What you have to do: From the entries below, report how many lines contain the string "share". Give only that number.

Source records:
────────────────────

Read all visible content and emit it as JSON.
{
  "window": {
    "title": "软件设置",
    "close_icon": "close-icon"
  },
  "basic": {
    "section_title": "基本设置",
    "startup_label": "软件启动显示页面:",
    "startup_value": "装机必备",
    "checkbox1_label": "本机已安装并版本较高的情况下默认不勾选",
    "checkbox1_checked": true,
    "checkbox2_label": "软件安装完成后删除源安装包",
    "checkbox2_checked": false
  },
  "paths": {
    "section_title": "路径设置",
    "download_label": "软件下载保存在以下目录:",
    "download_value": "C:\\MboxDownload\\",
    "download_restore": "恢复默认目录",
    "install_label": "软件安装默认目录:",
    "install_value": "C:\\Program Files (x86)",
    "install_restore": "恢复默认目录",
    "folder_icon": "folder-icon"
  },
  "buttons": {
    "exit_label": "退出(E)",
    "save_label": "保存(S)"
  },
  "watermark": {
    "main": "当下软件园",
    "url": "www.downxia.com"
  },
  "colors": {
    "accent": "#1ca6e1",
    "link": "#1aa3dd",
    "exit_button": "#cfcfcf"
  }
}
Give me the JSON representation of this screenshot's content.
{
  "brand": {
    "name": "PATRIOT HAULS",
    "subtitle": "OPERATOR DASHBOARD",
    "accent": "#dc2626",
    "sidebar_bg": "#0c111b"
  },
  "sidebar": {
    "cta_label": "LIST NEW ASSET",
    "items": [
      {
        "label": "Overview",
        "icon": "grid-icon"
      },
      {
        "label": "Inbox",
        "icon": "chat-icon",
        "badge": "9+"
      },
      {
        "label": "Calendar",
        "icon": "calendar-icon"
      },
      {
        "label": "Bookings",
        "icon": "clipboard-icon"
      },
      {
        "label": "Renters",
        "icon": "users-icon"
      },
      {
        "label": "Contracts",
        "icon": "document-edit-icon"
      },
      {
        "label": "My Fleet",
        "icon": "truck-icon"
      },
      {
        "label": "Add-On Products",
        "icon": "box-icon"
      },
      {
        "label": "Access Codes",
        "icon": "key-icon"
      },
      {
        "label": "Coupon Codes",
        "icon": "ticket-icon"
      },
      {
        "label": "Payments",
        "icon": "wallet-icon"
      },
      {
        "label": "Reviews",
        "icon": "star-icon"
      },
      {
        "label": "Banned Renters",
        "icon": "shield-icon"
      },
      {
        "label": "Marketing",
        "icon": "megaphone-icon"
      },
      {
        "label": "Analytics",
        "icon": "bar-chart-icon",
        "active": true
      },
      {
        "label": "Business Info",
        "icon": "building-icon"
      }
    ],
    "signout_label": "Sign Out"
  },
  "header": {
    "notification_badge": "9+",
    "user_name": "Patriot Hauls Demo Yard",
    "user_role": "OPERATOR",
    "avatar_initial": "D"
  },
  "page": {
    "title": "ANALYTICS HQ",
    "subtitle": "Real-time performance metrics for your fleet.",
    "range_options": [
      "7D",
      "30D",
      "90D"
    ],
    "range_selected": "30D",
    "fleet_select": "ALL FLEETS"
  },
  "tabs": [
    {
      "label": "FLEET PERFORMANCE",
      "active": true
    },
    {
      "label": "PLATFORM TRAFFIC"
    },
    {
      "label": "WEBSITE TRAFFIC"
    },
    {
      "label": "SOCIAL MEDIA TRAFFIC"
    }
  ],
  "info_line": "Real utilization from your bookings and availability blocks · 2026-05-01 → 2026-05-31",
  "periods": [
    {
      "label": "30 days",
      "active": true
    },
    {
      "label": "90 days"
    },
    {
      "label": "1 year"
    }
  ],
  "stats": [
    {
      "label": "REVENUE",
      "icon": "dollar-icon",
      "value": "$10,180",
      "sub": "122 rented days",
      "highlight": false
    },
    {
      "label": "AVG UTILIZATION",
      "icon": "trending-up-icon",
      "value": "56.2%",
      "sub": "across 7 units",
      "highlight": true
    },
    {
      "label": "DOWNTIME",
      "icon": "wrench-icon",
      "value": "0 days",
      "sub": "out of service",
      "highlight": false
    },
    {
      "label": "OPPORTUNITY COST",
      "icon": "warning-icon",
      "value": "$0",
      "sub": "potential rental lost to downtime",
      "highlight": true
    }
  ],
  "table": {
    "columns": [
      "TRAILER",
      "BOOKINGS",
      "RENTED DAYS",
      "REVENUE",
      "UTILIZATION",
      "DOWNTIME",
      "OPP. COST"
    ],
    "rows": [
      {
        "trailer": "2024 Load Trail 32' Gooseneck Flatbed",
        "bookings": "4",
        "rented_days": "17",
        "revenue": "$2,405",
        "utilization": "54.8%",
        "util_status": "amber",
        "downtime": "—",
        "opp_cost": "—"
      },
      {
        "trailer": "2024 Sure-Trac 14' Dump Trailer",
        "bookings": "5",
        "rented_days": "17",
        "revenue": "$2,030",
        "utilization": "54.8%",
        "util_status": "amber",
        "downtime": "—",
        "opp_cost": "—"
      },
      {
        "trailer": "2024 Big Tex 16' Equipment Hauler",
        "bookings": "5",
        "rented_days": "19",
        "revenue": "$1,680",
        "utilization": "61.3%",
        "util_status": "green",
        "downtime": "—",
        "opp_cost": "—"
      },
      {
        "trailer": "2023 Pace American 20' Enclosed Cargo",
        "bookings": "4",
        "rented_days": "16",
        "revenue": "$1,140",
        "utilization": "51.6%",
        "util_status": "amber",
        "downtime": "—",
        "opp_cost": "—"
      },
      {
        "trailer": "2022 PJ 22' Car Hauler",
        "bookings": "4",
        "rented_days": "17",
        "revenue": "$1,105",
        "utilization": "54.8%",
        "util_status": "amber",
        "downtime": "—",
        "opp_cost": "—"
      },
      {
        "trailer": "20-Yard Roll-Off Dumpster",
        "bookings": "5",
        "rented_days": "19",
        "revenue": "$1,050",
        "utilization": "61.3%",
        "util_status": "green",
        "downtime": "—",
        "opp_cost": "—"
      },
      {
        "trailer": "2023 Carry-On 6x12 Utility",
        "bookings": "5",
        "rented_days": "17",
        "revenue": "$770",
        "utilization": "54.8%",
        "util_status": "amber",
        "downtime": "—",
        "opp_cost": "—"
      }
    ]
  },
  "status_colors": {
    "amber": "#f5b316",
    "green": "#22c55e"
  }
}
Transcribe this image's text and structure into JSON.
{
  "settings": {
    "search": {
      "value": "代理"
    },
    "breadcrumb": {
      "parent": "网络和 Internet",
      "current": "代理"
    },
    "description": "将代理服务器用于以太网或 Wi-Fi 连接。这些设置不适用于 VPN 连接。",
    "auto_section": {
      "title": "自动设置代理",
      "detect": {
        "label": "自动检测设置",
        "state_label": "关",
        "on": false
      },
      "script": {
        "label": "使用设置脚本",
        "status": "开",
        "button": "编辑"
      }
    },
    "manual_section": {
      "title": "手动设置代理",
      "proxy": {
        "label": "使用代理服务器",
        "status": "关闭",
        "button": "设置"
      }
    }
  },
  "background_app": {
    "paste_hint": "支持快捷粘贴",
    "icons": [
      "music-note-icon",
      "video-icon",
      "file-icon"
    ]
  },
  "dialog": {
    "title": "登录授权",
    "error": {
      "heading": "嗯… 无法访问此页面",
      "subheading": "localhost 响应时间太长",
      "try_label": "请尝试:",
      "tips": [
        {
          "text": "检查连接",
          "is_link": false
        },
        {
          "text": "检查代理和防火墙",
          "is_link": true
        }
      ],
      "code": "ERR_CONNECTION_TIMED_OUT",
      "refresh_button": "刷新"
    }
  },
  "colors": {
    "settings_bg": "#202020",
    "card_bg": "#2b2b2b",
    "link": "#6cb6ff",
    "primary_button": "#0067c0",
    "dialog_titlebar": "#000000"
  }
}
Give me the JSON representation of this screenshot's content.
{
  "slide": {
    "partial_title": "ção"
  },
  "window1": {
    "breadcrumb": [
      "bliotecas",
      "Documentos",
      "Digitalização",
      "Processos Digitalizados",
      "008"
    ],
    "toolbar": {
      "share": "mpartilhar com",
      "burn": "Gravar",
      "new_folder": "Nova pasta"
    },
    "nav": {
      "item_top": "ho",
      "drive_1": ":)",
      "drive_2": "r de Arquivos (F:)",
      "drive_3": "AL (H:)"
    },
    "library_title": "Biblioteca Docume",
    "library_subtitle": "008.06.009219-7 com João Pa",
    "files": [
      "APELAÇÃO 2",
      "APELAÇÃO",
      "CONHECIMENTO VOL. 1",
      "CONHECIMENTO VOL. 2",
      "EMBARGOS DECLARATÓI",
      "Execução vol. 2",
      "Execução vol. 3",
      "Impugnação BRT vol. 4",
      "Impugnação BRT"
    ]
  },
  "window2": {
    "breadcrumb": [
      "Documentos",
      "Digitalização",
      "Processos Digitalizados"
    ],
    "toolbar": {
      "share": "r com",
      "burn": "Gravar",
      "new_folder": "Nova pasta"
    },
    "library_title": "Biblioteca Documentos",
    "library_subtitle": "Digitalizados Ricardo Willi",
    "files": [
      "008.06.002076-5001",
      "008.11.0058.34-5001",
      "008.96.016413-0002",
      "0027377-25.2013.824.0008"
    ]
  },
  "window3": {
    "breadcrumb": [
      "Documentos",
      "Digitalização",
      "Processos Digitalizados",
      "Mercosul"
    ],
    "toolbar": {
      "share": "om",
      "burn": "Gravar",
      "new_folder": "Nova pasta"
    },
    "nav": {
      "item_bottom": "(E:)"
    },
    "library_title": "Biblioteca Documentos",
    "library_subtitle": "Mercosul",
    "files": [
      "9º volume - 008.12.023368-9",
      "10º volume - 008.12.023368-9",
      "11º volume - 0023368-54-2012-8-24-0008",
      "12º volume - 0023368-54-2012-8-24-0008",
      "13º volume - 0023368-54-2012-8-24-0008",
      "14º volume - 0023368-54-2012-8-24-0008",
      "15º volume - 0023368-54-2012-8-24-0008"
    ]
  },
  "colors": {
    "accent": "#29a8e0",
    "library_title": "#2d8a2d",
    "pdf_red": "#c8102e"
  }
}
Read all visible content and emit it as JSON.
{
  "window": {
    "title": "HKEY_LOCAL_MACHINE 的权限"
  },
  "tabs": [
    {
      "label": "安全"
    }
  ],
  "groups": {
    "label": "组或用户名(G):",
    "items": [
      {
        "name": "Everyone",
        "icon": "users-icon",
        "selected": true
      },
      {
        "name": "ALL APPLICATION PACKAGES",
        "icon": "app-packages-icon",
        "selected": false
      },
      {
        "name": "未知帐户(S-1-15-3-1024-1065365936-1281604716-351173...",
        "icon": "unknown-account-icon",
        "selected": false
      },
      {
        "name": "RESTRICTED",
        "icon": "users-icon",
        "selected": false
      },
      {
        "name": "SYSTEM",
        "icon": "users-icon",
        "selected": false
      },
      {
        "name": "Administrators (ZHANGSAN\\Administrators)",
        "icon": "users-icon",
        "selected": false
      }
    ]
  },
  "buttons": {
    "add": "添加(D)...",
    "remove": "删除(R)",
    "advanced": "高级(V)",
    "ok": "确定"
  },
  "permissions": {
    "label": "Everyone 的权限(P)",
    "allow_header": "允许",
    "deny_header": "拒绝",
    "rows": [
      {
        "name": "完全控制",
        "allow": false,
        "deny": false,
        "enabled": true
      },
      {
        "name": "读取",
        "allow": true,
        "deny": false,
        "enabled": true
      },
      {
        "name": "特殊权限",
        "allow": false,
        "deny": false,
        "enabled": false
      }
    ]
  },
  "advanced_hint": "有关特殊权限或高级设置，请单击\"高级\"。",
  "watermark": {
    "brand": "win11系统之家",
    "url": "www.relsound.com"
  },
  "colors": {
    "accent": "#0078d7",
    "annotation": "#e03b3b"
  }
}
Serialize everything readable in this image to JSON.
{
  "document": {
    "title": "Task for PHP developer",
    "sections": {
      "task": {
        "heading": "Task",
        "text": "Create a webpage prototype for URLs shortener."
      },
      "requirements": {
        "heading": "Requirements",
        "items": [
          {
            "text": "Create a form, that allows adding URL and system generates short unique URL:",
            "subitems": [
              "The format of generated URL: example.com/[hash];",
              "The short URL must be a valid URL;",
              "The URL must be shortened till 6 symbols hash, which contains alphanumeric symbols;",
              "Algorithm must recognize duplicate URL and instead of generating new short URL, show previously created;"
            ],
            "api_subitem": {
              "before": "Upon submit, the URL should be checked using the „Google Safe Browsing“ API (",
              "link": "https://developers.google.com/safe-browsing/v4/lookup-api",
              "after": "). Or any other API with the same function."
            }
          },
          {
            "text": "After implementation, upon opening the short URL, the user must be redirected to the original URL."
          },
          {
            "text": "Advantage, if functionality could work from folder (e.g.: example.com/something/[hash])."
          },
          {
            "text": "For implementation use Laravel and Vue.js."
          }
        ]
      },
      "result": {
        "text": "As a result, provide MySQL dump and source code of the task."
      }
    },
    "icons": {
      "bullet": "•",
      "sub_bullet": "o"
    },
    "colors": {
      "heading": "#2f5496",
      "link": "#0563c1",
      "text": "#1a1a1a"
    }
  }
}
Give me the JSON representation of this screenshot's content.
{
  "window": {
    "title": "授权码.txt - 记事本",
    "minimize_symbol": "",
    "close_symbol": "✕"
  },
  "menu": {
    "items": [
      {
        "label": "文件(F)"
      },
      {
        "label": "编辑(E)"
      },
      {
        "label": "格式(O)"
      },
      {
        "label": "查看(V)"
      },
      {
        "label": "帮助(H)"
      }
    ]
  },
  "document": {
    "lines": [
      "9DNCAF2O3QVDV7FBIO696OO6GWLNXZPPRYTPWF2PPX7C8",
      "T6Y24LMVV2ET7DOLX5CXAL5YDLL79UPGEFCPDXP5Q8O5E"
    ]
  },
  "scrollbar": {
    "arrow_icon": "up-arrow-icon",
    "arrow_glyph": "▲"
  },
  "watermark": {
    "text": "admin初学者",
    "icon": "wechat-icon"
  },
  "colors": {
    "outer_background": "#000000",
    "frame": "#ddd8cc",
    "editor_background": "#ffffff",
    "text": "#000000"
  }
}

────────────────────

Result: 3